Write out the data again in full, exactly as it reads.

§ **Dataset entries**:
################

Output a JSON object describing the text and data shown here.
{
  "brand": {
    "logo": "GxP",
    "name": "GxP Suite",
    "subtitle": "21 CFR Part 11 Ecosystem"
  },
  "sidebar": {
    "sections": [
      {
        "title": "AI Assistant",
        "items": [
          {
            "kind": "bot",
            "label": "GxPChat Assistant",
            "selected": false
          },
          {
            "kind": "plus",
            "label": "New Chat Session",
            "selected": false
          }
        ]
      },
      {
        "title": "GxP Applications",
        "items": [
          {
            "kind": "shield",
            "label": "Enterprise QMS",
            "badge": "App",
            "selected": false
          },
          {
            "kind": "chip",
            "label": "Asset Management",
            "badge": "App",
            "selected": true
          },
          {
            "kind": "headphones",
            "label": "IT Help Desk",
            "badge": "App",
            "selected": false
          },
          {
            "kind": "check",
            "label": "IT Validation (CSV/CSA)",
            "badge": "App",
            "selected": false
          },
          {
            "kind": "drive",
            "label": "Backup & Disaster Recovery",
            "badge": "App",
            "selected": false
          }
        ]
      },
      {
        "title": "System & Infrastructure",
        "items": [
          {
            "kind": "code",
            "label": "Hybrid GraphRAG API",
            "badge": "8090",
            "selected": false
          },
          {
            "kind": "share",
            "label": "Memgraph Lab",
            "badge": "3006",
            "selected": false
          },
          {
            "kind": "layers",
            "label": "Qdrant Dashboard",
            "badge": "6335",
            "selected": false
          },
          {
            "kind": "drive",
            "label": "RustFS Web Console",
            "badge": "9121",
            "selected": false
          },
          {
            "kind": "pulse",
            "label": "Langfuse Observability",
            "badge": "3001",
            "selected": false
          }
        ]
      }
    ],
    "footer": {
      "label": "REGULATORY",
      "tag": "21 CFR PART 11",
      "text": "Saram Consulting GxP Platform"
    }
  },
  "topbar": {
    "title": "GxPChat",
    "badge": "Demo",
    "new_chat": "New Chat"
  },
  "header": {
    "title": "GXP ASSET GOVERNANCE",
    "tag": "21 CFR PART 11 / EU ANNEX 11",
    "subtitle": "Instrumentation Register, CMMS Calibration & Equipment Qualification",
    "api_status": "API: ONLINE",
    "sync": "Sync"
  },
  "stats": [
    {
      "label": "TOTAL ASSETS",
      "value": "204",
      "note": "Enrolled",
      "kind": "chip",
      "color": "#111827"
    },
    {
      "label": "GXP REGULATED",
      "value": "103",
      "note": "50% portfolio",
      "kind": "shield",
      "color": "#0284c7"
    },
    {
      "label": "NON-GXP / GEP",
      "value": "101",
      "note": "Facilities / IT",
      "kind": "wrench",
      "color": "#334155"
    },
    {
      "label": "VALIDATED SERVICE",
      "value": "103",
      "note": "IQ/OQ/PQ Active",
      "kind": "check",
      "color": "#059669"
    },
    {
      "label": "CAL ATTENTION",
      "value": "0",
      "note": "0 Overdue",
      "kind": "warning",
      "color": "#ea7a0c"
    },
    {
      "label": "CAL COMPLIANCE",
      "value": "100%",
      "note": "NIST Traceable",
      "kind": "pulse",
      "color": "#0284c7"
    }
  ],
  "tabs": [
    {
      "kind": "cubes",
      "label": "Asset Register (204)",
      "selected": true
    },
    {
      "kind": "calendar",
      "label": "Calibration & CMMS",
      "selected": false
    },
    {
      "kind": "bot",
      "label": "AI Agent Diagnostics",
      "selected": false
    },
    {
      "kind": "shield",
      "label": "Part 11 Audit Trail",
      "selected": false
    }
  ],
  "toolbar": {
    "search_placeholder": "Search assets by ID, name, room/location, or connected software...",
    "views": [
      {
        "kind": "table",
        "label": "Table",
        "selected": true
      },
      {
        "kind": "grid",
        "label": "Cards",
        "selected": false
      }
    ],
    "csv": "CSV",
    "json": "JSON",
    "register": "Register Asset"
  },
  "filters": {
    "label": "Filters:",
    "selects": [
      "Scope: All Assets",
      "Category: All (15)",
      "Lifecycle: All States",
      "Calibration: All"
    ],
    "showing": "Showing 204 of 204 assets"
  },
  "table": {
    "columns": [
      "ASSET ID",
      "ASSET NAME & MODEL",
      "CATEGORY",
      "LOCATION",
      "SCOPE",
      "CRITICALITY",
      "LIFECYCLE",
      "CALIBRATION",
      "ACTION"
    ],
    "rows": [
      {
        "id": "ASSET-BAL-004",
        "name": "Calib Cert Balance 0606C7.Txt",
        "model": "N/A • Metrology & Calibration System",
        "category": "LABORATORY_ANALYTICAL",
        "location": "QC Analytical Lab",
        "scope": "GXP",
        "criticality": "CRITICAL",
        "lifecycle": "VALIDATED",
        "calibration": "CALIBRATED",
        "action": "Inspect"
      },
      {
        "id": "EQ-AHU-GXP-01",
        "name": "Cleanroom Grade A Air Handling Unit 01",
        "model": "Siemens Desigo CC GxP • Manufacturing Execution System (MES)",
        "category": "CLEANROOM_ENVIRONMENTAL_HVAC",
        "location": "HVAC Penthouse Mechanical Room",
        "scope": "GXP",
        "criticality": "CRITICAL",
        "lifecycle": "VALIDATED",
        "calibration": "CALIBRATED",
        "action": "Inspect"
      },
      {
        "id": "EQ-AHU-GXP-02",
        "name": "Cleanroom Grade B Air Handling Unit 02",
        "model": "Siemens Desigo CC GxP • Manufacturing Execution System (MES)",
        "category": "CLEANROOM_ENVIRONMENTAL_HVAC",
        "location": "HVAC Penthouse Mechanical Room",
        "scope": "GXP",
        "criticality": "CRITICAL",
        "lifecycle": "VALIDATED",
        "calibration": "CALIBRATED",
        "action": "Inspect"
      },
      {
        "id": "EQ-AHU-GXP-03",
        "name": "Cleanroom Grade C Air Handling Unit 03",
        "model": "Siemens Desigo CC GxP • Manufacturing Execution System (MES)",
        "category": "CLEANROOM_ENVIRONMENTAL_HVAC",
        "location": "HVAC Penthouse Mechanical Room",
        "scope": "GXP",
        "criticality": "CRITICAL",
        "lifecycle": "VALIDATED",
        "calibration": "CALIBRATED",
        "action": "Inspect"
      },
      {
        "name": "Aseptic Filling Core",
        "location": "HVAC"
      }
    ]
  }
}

################

§ **Exercise result**:
Output a JSON object describing the text and data shown here.
{
  "brand": {
    "logo": "GxP",
    "name": "GxP Suite",
    "subtitle": "21 CFR Part 11 Ecosystem"
  },
  "sidebar": {
    "sections": [
      {
        "title": "AI Assistant",
        "items": [
          {
            "kind": "bot",
            "label": "GxPChat Assistant",
            "selected": false
          },
          {
            "kind": "plus",
            "label": "New Chat Session",
            "selected": false
          }
        ]
      },
      {
        "title": "GxP Applications",
        "items": [
          {
            "kind": "shield",
            "label": "Enterprise QMS",
            "badge": "App",
            "selected": false
          },
          {
            "kind": "chip",
            "label": "Asset Management",
            "badge": "App",
            "selected": true
          },
          {
            "kind": "headphones",
            "label": "IT Help Desk",
            "badge": "App",
            "selected": false
          },
          {
            "kind": "check",
            "label": "IT Validation (CSV/CSA)",
            "badge": "App",
            "selected": false
          },
          {
            "kind": "drive",
            "label": "Backup & Disaster Recovery",
            "badge": "App",
            "selected": false
          }
        ]
      },
      {
        "title": "System & Infrastructure",
        "items": [
          {
            "kind": "code",
            "label": "Hybrid GraphRAG API",
            "badge": "8090",
            "selected": false
          },
          {
            "kind": "share",
            "label": "Memgraph Lab",
            "badge": "3006",
            "selected": false
          },
          {
            "kind": "layers",
            "label": "Qdrant Dashboard",
            "badge": "6335",
            "selected": false
          },
          {
            "kind": "drive",
            "label": "RustFS Web Console",
            "badge": "9121",
            "selected": false
          },
          {
            "kind": "pulse",
            "label": "Langfuse Observability",
            "badge": "3001",
            "selected": false
          }
        ]
      }
    ],
    "footer": {
      "label": "REGULATORY",
      "tag": "21 CFR PART 11",
      "text": "Saram Consulting GxP Platform"
    }
  },
  "topbar": {
    "title": "GxPChat",
    "badge": "Demo",
    "new_chat": "New Chat"
  },
  "header": {
    "title": "GXP ASSET GOVERNANCE",
    "tag": "21 CFR PART 11 / EU ANNEX 11",
    "subtitle": "Instrumentation Register, CMMS Calibration & Equipment Qualification",
    "api_status": "API: ONLINE",
    "sync": "Sync"
  },
  "stats": [
    {
      "label": "TOTAL ASSETS",
      "value": "204",
      "note": "Enrolled",
      "kind": "chip",
      "color": "#111827"
    },
    {
      "label": "GXP REGULATED",
      "value": "103",
      "note": "50% portfolio",
      "kind": "shield",
      "color": "#0284c7"
    },
    {
      "label": "NON-GXP / GEP",
      "value": "101",
      "note": "Facilities / IT",
      "kind": "wrench",
      "color": "#334155"
    },
    {
      "label": "VALIDATED SERVICE",
      "value": "103",
      "note": "IQ/OQ/PQ Active",
      "kind": "check",
      "color": "#059669"
    },
    {
      "label": "CAL ATTENTION",
      "value": "0",
      "note": "0 Overdue",
      "kind": "warning",
      "color": "#ea7a0c"
    },
    {
      "label": "CAL COMPLIANCE",
      "value": "100%",
      "note": "NIST Traceable",
      "kind": "pulse",
      "color": "#0284c7"
    }
  ],
  "tabs": [
    {
      "kind": "cubes",
      "label": "Asset Register (204)",
      "selected": true
    },
    {
      "kind": "calendar",
      "label": "Calibration & CMMS",
      "selected": false
    },
    {
      "kind": "bot",
      "label": "AI Agent Diagnostics",
      "selected": false
    },
    {
      "kind": "shield",
      "label": "Part 11 Audit Trail",
      "selected": false
    }
  ],
  "toolbar": {
    "search_placeholder": "Search assets by ID, name, room/location, or connected software...",
    "views": [
      {
        "kind": "table",
        "label": "Table",
        "selected": true
      },
      {
        "kind": "grid",
        "label": "Cards",
        "selected": false
      }
    ],
    "csv": "CSV",
    "json": "JSON",
    "register": "Register Asset"
  },
  "filters": {
    "label": "Filters:",
    "selects": [
      "Scope: All Assets",
      "Category: All (15)",
      "Lifecycle: All States",
      "Calibration: All"
    ],
    "showing": "Showing 204 of 204 assets"
  },
  "table": {
    "columns": [
      "ASSET ID",
      "ASSET NAME & MODEL",
      "CATEGORY",
      "LOCATION",
      "SCOPE",
      "CRITICALITY",
      "LIFECYCLE",
      "CALIBRATION",
      "ACTION"
    ],
    "rows": [
      {
        "id": "ASSET-BAL-004",
        "name": "Calib Cert Balance 0606C7.Txt",
        "model": "N/A • Metrology & Calibration System",
        "category": "LABORATORY_ANALYTICAL",
        "location": "QC Analytical Lab",
        "scope": "GXP",
        "criticality": "CRITICAL",
        "lifecycle": "VALIDATED",
        "calibration": "CALIBRATED",
        "action": "Inspect"
      },
      {
        "id": "EQ-AHU-GXP-01",
        "name": "Cleanroom Grade A Air Handling Unit 01",
        "model": "Siemens Desigo CC GxP • Manufacturing Execution System (MES)",
        "category": "CLEANROOM_ENVIRONMENTAL_HVAC",
        "location": "HVAC Penthouse Mechanical Room",
        "scope": "GXP",
        "criticality": "CRITICAL",
        "lifecycle": "VALIDATED",
        "calibration": "CALIBRATED",
        "action": "Inspect"
      },
      {
        "id": "EQ-AHU-GXP-02",
        "name": "Cleanroom Grade B Air Handling Unit 02",
        "model": "Siemens Desigo CC GxP • Manufacturing Execution System (MES)",
        "category": "CLEANROOM_ENVIRONMENTAL_HVAC",
        "location": "HVAC Penthouse Mechanical Room",
        "scope": "GXP",
        "criticality": "CRITICAL",
        "lifecycle": "VALIDATED",
        "calibration": "CALIBRATED",
        "action": "Inspect"
      },
      {
        "id": "EQ-AHU-GXP-03",
        "name": "Cleanroom Grade C Air Handling Unit 03",
        "model": "Siemens Desigo CC GxP • Manufacturing Execution System (MES)",
        "category": "CLEANROOM_ENVIRONMENTAL_HVAC",
        "location": "HVAC Penthouse Mechanical Room",
        "scope": "GXP",
        "criticality": "CRITICAL",
        "lifecycle": "VALIDATED",
        "calibration": "CALIBRATED",
        "action": "Inspect"
      },
      {
        "name": "Aseptic Filling Core",
        "location": "HVAC"
      }
    ]
  }
}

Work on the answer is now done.